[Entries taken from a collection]
Start
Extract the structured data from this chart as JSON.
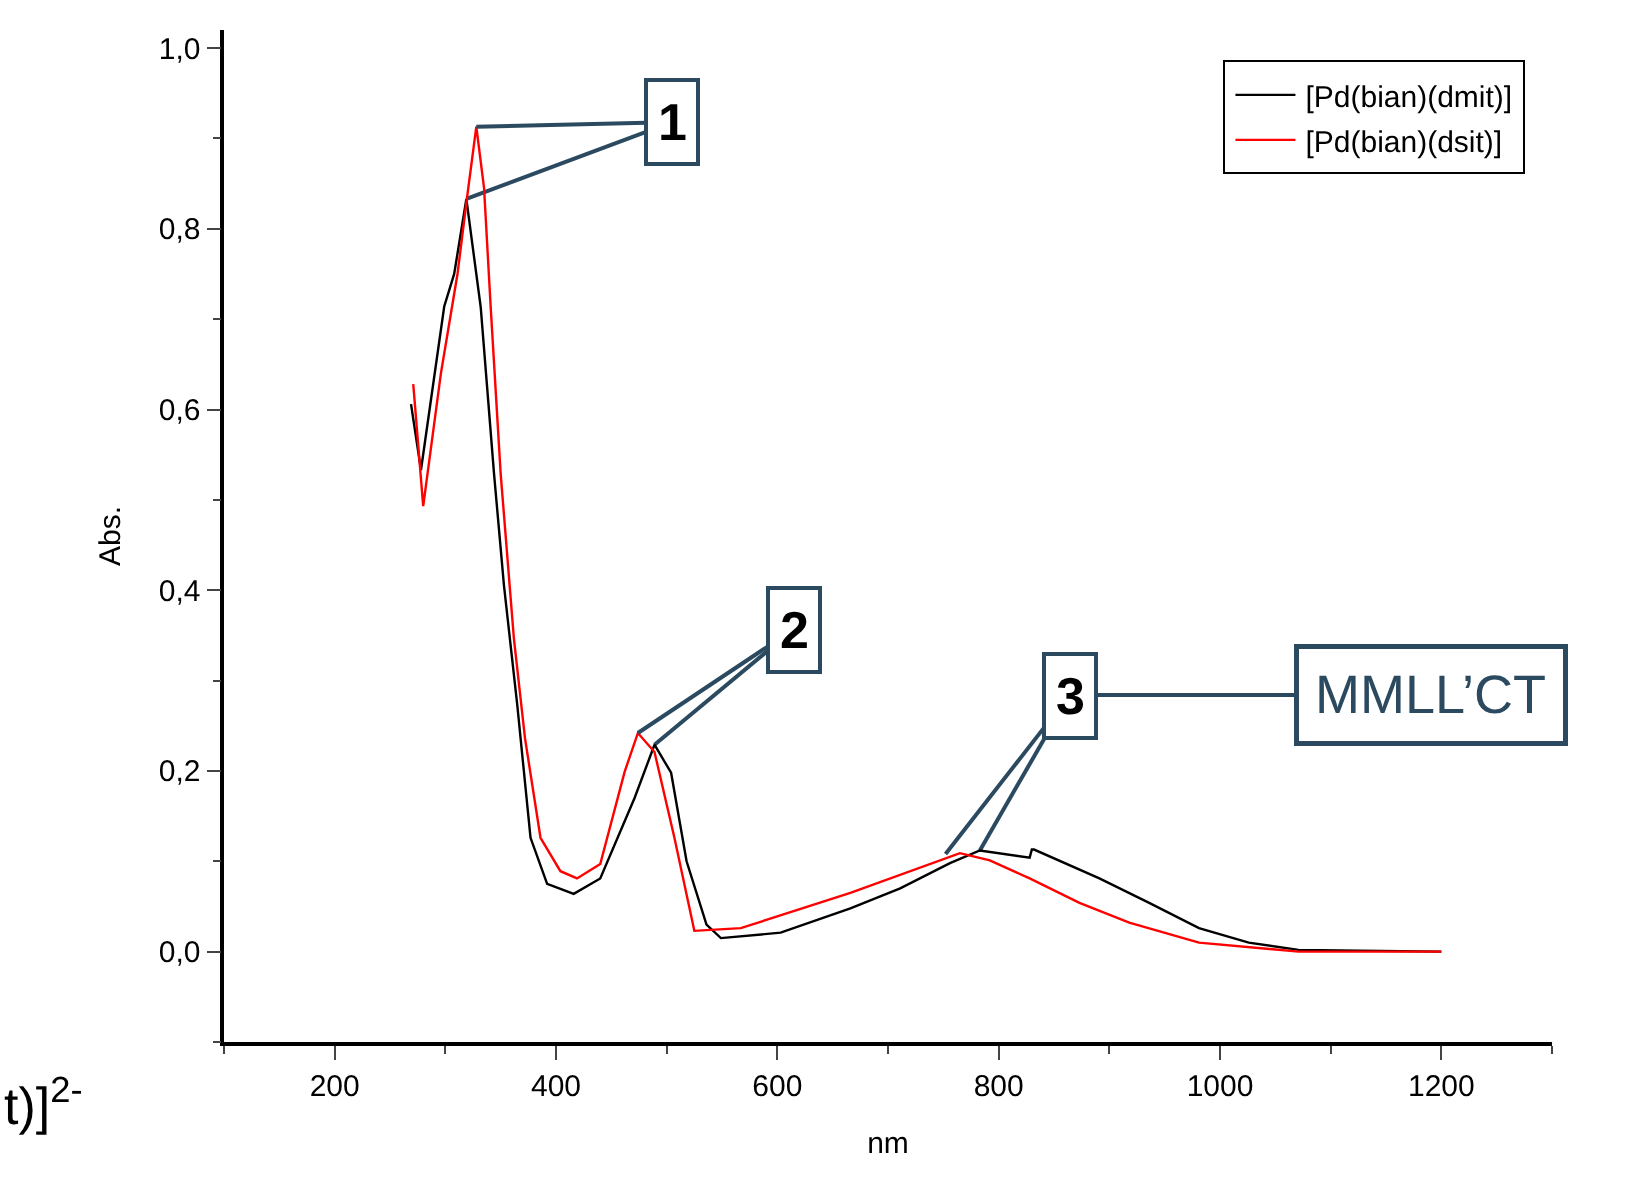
{
  "chart_data": {
    "type": "line",
    "xlabel": "nm",
    "ylabel": "Abs.",
    "xlim": [
      100,
      1300
    ],
    "xticks": [
      200,
      400,
      600,
      800,
      1000,
      1200
    ],
    "ylim": [
      -0.1,
      1.02
    ],
    "yticks": [
      {
        "value": 0,
        "label": "0,0"
      },
      {
        "value": 0.2,
        "label": "0,2"
      },
      {
        "value": 0.4,
        "label": "0,4"
      },
      {
        "value": 0.6,
        "label": "0,6"
      },
      {
        "value": 0.8,
        "label": "0,8"
      },
      {
        "value": 1.0,
        "label": "1,0"
      }
    ],
    "grid": false,
    "legend": "top right",
    "marker": "none",
    "line_style": "solid",
    "series": [
      {
        "name": "[Pd(bian)(dmit)]",
        "color": "#000000",
        "x": [
          269,
          278,
          299,
          308,
          319,
          332,
          344,
          353,
          365,
          377,
          392,
          416,
          440,
          471,
          489,
          504,
          518,
          536,
          549,
          603,
          666,
          711,
          756,
          783,
          828,
          830,
          832,
          891,
          936,
          981,
          1026,
          1071,
          1200
        ],
        "values": [
          0.606,
          0.533,
          0.714,
          0.75,
          0.833,
          0.713,
          0.529,
          0.405,
          0.273,
          0.126,
          0.075,
          0.064,
          0.081,
          0.17,
          0.229,
          0.198,
          0.1,
          0.03,
          0.015,
          0.021,
          0.048,
          0.07,
          0.098,
          0.112,
          0.104,
          0.113,
          0.113,
          0.081,
          0.054,
          0.026,
          0.01,
          0.002,
          0.0
        ]
      },
      {
        "name": "[Pd(bian)(dsit)]",
        "color": "#ff0000",
        "x": [
          271,
          280,
          296,
          311,
          320,
          328,
          335,
          341,
          350,
          362,
          372,
          386,
          404,
          419,
          440,
          462,
          474,
          489,
          507,
          525,
          567,
          666,
          765,
          792,
          828,
          873,
          918,
          981,
          1071,
          1200
        ],
        "values": [
          0.628,
          0.493,
          0.64,
          0.75,
          0.838,
          0.913,
          0.845,
          0.713,
          0.529,
          0.346,
          0.236,
          0.126,
          0.089,
          0.081,
          0.097,
          0.199,
          0.242,
          0.221,
          0.126,
          0.023,
          0.026,
          0.065,
          0.109,
          0.101,
          0.081,
          0.054,
          0.032,
          0.01,
          0.0,
          0.0
        ]
      }
    ],
    "annotations": [
      {
        "text": "1",
        "x": 328,
        "y": 0.913
      },
      {
        "text": "2",
        "x": 474,
        "y": 0.242
      },
      {
        "text": "3",
        "x": 752,
        "y": 0.108
      },
      "MMLL’CT",
      "t)]$^{2-}$"
    ]
  }
}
End
#### [YOUR INSTRUCTIONS]
Skip every picture and transcribe the data above exactly.

#### [SOLUTION TO THE PROBLEM]
Extract the structured data from this chart as JSON.
{
  "chart_data": {
    "type": "line",
    "xlabel": "nm",
    "ylabel": "Abs.",
    "xlim": [
      100,
      1300
    ],
    "xticks": [
      200,
      400,
      600,
      800,
      1000,
      1200
    ],
    "ylim": [
      -0.1,
      1.02
    ],
    "yticks": [
      {
        "value": 0,
        "label": "0,0"
      },
      {
        "value": 0.2,
        "label": "0,2"
      },
      {
        "value": 0.4,
        "label": "0,4"
      },
      {
        "value": 0.6,
        "label": "0,6"
      },
      {
        "value": 0.8,
        "label": "0,8"
      },
      {
        "value": 1.0,
        "label": "1,0"
      }
    ],
    "grid": false,
    "legend": "top right",
    "marker": "none",
    "line_style": "solid",
    "series": [
      {
        "name": "[Pd(bian)(dmit)]",
        "color": "#000000",
        "x": [
          269,
          278,
          299,
          308,
          319,
          332,
          344,
          353,
          365,
          377,
          392,
          416,
          440,
          471,
          489,
          504,
          518,
          536,
          549,
          603,
          666,
          711,
          756,
          783,
          828,
          830,
          832,
          891,
          936,
          981,
          1026,
          1071,
          1200
        ],
        "values": [
          0.606,
          0.533,
          0.714,
          0.75,
          0.833,
          0.713,
          0.529,
          0.405,
          0.273,
          0.126,
          0.075,
          0.064,
          0.081,
          0.17,
          0.229,
          0.198,
          0.1,
          0.03,
          0.015,
          0.021,
          0.048,
          0.07,
          0.098,
          0.112,
          0.104,
          0.113,
          0.113,
          0.081,
          0.054,
          0.026,
          0.01,
          0.002,
          0.0
        ]
      },
      {
        "name": "[Pd(bian)(dsit)]",
        "color": "#ff0000",
        "x": [
          271,
          280,
          296,
          311,
          320,
          328,
          335,
          341,
          350,
          362,
          372,
          386,
          404,
          419,
          440,
          462,
          474,
          489,
          507,
          525,
          567,
          666,
          765,
          792,
          828,
          873,
          918,
          981,
          1071,
          1200
        ],
        "values": [
          0.628,
          0.493,
          0.64,
          0.75,
          0.838,
          0.913,
          0.845,
          0.713,
          0.529,
          0.346,
          0.236,
          0.126,
          0.089,
          0.081,
          0.097,
          0.199,
          0.242,
          0.221,
          0.126,
          0.023,
          0.026,
          0.065,
          0.109,
          0.101,
          0.081,
          0.054,
          0.032,
          0.01,
          0.0,
          0.0
        ]
      }
    ],
    "annotations": [
      {
        "text": "1",
        "x": 328,
        "y": 0.913
      },
      {
        "text": "2",
        "x": 474,
        "y": 0.242
      },
      {
        "text": "3",
        "x": 752,
        "y": 0.108
      },
      "MMLL’CT",
      "t)]$^{2-}$"
    ]
  }
}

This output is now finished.